» **Saved entries**:
________________________

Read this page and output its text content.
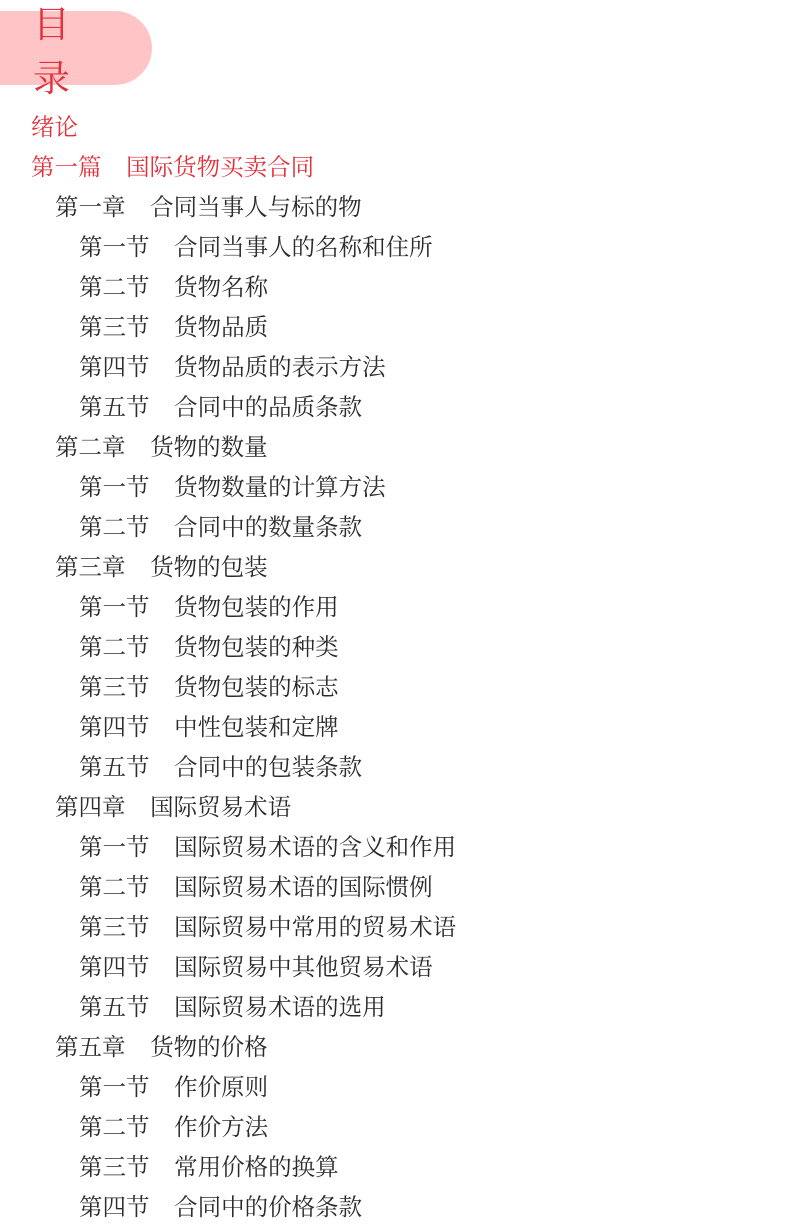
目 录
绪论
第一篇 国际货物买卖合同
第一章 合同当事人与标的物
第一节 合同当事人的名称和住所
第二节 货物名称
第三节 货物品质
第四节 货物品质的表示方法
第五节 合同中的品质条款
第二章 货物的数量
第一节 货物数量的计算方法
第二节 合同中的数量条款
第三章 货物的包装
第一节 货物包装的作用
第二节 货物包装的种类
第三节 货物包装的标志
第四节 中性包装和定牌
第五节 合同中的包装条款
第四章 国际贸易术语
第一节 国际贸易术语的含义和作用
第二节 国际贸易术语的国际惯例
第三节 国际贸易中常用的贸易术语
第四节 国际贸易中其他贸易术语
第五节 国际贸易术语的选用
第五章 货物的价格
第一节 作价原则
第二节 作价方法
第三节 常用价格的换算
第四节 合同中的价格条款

________________________

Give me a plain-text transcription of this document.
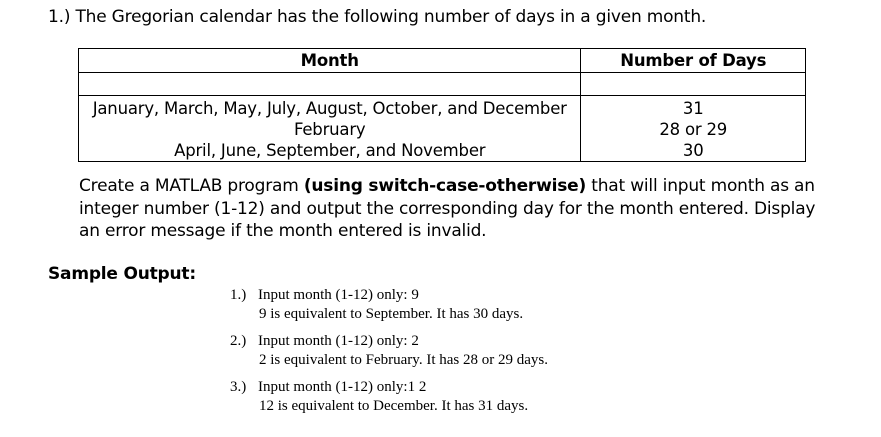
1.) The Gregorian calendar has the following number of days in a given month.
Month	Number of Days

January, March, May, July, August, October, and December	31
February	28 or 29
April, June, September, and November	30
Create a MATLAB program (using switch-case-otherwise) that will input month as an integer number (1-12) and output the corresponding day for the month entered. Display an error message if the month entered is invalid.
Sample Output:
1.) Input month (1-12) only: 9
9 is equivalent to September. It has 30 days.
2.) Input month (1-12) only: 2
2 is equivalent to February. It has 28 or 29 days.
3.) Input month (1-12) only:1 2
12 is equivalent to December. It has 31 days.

________________________

» **YOUR INSTRUCTIONS**:
Only a number is wanted: how many lines of the material include the word "September".

» **THE COMPLETED TASK**:
2